Aim → Scan the material below for the string "щенка", and copy every line where it shows up.

** Start **

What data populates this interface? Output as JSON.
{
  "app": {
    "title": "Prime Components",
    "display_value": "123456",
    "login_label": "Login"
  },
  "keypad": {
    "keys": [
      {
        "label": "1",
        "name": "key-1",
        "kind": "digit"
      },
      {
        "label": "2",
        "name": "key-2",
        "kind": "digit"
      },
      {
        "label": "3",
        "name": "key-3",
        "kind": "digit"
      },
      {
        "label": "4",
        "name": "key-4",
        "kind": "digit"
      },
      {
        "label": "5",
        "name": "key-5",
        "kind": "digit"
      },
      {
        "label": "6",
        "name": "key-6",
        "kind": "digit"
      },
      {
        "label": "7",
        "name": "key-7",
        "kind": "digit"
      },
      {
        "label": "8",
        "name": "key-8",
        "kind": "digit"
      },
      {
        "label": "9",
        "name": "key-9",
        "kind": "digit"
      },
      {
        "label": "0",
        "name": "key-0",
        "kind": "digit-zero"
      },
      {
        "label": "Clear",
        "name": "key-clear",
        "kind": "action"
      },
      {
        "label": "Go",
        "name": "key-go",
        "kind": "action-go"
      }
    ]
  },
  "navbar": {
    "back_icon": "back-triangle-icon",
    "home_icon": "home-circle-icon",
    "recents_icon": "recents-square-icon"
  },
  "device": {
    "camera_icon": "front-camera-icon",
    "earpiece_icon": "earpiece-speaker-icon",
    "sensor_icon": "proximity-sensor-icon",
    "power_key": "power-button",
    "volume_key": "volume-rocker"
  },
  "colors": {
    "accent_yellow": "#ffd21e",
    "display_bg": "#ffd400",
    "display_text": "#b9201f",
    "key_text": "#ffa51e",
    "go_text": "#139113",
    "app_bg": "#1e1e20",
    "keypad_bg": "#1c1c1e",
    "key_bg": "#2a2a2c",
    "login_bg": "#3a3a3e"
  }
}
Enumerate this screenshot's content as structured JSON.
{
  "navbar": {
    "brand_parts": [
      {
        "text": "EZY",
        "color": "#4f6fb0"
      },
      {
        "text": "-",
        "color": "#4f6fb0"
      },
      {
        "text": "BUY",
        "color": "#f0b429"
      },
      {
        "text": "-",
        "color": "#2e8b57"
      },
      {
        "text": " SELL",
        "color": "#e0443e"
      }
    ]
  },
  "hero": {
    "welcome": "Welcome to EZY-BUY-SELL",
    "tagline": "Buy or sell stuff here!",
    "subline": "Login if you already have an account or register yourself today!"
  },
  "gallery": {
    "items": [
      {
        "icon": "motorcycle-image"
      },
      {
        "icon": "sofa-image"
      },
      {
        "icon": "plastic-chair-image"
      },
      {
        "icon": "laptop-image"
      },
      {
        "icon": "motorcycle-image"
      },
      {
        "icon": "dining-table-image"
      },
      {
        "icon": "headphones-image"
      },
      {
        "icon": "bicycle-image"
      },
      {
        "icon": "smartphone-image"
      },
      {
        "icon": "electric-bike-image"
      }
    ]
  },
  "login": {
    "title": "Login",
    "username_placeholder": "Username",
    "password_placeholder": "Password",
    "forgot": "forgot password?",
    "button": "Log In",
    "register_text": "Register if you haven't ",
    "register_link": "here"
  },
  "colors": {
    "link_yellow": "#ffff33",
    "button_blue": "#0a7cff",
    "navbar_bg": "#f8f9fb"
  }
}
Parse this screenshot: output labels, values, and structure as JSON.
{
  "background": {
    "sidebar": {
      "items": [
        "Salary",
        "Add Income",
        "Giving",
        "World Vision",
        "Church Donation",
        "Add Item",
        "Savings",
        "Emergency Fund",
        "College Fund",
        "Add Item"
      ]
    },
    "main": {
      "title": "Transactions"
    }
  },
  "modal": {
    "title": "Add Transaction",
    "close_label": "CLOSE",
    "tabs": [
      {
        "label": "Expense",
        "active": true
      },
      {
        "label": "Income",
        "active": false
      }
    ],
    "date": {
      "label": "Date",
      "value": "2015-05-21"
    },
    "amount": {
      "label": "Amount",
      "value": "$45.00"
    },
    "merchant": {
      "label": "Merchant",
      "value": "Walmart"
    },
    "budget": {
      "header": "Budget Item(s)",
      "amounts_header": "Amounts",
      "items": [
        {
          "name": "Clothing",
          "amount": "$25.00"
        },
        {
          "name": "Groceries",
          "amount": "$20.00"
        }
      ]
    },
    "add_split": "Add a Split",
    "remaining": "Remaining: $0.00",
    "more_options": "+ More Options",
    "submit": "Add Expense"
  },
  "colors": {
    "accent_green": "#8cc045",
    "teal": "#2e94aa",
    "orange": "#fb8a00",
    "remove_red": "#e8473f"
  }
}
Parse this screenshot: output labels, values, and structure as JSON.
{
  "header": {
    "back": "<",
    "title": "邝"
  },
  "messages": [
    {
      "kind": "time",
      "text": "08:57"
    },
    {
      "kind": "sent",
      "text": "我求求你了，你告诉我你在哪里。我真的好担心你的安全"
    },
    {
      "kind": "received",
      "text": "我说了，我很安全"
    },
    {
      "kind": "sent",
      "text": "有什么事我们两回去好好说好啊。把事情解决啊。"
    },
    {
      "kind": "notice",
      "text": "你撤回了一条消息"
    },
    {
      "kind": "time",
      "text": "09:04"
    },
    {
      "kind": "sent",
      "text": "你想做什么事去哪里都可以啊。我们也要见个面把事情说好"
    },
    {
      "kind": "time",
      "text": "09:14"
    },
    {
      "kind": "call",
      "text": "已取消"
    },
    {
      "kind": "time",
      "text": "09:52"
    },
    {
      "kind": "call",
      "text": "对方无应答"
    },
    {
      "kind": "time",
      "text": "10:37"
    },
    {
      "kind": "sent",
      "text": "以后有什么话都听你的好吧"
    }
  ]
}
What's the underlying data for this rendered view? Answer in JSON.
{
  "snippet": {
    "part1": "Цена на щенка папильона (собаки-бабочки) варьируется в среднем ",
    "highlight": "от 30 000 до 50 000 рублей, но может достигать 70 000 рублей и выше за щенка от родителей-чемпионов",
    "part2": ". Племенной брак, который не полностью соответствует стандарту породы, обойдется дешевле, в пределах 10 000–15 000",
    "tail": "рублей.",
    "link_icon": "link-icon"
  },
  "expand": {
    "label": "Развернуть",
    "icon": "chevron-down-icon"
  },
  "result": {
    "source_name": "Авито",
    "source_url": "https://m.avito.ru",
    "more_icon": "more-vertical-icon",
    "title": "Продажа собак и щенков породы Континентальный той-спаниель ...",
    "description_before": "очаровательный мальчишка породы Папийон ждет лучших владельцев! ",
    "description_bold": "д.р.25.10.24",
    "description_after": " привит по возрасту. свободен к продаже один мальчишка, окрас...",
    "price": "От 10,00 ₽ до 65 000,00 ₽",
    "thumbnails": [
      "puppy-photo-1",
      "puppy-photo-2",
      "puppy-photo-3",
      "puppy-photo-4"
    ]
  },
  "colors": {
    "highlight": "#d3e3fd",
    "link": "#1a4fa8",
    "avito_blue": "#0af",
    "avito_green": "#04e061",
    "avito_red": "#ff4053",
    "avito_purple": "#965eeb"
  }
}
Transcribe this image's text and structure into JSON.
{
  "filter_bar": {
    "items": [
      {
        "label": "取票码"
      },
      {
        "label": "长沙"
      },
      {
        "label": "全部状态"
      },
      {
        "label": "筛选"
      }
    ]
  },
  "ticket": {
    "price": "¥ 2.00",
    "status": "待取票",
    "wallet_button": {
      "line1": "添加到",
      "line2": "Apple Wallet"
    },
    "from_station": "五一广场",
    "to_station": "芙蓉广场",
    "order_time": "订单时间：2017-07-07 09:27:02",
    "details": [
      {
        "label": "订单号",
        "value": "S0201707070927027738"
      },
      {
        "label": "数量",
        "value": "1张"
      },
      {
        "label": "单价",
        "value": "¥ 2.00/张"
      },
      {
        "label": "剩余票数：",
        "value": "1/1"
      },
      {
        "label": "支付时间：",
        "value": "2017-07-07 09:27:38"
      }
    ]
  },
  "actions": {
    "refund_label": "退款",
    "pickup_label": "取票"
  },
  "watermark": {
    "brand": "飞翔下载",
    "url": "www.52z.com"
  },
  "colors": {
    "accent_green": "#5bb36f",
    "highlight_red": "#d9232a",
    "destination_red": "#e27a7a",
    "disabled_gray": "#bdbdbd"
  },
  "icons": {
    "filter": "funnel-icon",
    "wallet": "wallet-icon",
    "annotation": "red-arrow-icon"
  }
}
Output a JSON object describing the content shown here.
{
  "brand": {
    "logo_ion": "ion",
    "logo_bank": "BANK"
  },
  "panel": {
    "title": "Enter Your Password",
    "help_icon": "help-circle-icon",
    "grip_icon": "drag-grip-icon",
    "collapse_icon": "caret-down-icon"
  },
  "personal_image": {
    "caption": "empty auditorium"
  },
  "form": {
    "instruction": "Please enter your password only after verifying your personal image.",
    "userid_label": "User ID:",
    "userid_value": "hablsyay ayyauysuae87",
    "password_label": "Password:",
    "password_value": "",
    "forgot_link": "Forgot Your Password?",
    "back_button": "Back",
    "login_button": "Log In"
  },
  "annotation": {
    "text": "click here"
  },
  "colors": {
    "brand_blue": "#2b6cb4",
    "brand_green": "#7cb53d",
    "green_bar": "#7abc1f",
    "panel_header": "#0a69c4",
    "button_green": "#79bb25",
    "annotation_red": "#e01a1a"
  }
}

** End **

Result for this exercise →
    "part1": "Цена на щенка папильона (собаки-бабочки) варьируется в среднем ",
    "highlight": "от 30 000 до 50 000 рублей, но может достигать 70 000 рублей и выше за щенка от родителей-чемпионов",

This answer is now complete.